Text block =

● ● ● ● ● ● ●

In recent weeks, the 4A’s (Advertising Agencies Association of America) has noted a significant increase in the number of calls from member agencies concerning changes in the nexus standards in various states. The purpose of this bulletin is to bring these changes and their implications to your attention. If you have not yet done so, you may want to discuss state nexus questions with your tax counsel.
A Changing Standard; Aggressive Enforcement :
A new 2010 nexus change in Washington State, and aggressive new enforcement of current laws in Ohio, Connecticut, Minnesota, North Carolina and Michigan, among other states, appear to be critical indicators of change in the way cash-hungry states are approaching nexus rules.
The Washington State ordinance, effective June 1, 2010, is of particular interest in that it is one of the most far-reaching enacted to date and is similar in approach to a model law on nexus endorsed by, and currently being circulated by, the Multistate Tax Commission, an intergovernmental state tax group formed by the states.
As per a “Special Notice,” issued by the Washington State Department of Revenue on July 9, 2010, “Under the new economic nexus standard, advertising income, and other ‘apportionable’ income you may receive from Washington, could become subject to Washington’s business and occupation (B&O) tax on an apportioned basis.”
Economic Nexus :
The key to these changes are new rules defining “economic nexus.”
Rather than requiring a company to simply have a physical presence in the state, the economic nexus standards recently added and adopted by Washington State, apply to businesses that earn significant income within the state and “enjoy benefits from doing business there.”
The Washington State nexus standard applies to “apportionable income” from various service activities and royalty income.
Under the new tax law, a business has substantial nexus with Washington State if in a tax year it has at least one of the following “factors” in the state:
It is commercially domiciled in Washington;
It owns property with an average value exceeding $50,000;
It provides a payroll exceeding $50,000 (including certain third-party costs);
It collects receipts exceeding $250,000; or
At least 25% of its worldwide property, payroll, or gross receipts are collected in the state.

● ● ● ● ● ● ●

Supplied data =
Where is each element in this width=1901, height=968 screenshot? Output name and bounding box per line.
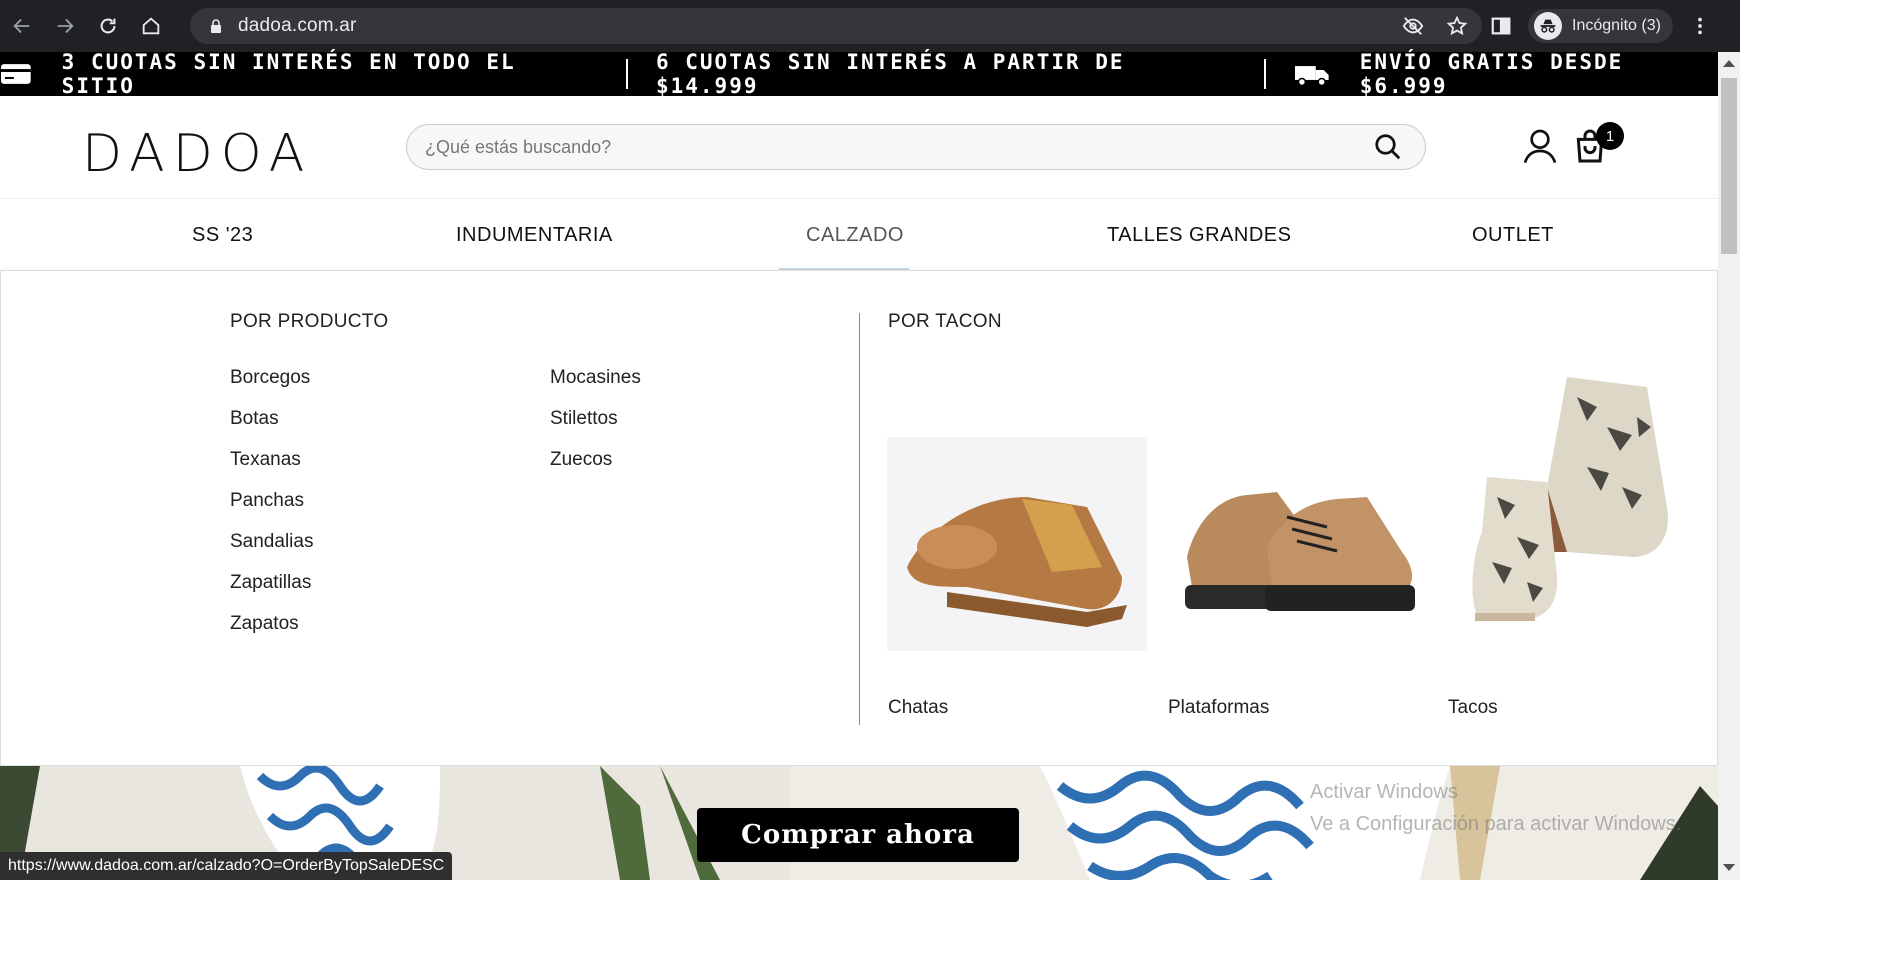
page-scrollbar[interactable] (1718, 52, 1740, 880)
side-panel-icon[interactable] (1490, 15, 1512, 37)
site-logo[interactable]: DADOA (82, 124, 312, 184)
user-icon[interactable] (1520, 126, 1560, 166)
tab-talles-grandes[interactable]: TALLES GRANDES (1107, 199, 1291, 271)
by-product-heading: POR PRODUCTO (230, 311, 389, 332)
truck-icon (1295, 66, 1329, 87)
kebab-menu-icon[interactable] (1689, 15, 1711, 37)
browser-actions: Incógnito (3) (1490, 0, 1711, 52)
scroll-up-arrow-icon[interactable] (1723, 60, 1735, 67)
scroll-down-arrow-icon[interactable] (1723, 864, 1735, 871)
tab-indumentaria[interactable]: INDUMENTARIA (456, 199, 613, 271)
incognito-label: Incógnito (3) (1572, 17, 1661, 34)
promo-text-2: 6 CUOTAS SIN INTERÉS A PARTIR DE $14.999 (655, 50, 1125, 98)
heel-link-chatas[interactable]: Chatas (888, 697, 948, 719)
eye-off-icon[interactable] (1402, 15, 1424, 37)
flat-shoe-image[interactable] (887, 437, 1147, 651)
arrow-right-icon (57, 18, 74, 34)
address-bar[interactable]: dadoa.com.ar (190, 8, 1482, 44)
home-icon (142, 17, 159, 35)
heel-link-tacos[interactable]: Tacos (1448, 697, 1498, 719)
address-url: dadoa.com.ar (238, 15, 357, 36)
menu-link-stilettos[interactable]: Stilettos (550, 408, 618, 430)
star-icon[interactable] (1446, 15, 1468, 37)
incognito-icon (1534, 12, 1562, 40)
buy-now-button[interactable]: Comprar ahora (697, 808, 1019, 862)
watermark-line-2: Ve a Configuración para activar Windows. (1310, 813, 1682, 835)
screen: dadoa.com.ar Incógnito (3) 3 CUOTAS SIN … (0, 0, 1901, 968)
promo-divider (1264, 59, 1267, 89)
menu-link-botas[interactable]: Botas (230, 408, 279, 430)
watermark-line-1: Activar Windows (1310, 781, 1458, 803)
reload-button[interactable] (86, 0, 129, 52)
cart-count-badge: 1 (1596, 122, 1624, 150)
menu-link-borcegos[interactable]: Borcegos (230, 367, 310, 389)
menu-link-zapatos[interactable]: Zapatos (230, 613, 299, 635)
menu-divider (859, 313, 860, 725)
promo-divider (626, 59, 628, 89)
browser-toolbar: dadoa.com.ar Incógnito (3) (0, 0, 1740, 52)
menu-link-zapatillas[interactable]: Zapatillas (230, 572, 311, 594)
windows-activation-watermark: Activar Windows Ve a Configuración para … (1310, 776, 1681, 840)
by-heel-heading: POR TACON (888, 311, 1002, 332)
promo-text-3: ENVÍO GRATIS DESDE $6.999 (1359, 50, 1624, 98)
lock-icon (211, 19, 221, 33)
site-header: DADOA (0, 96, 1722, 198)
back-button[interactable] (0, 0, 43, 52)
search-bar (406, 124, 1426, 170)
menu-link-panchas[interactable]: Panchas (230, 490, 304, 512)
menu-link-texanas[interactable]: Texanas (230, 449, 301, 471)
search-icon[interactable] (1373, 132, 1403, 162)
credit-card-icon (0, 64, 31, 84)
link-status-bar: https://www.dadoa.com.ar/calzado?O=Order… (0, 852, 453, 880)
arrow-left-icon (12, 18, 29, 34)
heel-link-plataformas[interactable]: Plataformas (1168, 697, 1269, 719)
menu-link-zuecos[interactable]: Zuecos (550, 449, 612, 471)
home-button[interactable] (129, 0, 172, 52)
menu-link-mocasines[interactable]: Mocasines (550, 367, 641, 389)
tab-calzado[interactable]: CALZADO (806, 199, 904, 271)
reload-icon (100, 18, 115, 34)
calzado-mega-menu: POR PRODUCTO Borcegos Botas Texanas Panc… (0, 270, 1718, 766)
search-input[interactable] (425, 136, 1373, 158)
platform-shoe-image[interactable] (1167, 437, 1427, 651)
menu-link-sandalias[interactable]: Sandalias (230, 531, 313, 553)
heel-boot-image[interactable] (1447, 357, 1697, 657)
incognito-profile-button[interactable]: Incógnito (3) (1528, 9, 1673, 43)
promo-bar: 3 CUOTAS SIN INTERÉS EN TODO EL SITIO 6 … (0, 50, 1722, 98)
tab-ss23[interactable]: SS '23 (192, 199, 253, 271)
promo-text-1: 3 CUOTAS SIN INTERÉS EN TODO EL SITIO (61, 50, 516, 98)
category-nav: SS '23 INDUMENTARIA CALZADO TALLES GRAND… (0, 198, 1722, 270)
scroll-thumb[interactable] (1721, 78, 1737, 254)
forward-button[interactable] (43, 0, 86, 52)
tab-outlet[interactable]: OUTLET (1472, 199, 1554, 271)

● ● ● ● ● ● ●

Output the part of the state tax nexus bulletin starting at "The Washington State ordinance, effective" and ending at "by the states.", word for word.

The Washington State ordinance, effective June 1, 2010, is of particular interest in that it is one of the most far-reaching enacted to date and is similar in approach to a model law on nexus endorsed by, and currently being circulated by, the Multistate Tax Commission, an intergovernmental state tax group formed by the states.